What the task asks:
Tell how many lines include the string "Private". Answer with a single number.

(Rows from a figure dataset)
## Start
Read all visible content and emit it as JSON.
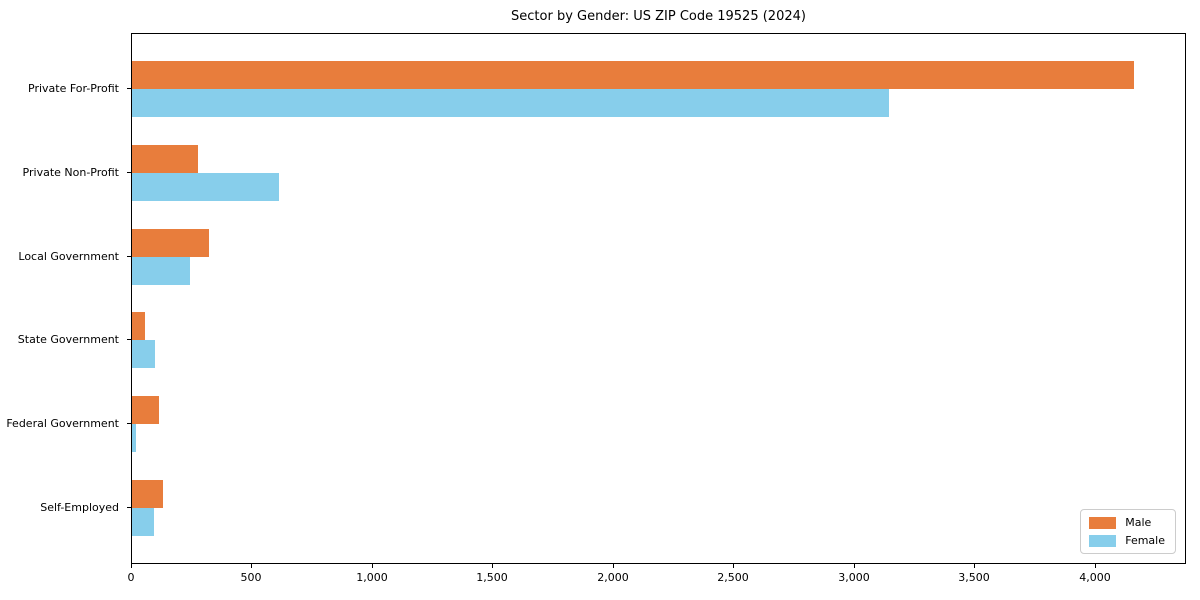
{
  "chart_data": {
    "type": "bar",
    "orientation": "horizontal",
    "title": "Sector by Gender: US ZIP Code 19525 (2024)",
    "categories": [
      "Private For-Profit",
      "Private Non-Profit",
      "Local Government",
      "State Government",
      "Federal Government",
      "Self-Employed"
    ],
    "series": [
      {
        "name": "Male",
        "color": "#E87D3C",
        "values": [
          4160,
          275,
          320,
          55,
          110,
          130
        ]
      },
      {
        "name": "Female",
        "color": "#87CEEB",
        "values": [
          3140,
          610,
          240,
          97,
          15,
          92
        ]
      }
    ],
    "xlabel": "",
    "ylabel": "",
    "xlim": [
      0,
      4370
    ],
    "x_ticks": [
      0,
      500,
      1000,
      1500,
      2000,
      2500,
      3000,
      3500,
      4000
    ],
    "x_tick_labels": [
      "0",
      "500",
      "1,000",
      "1,500",
      "2,000",
      "2,500",
      "3,000",
      "3,500",
      "4,000"
    ],
    "grid": false,
    "legend": {
      "position": "lower-right",
      "entries": [
        "Male",
        "Female"
      ]
    },
    "colors": {
      "male": "#E87D3C",
      "female": "#87CEEB",
      "spine": "#000000",
      "legend_border": "#cccccc",
      "background": "#ffffff"
    }
  }
}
## End
Correct answer:
2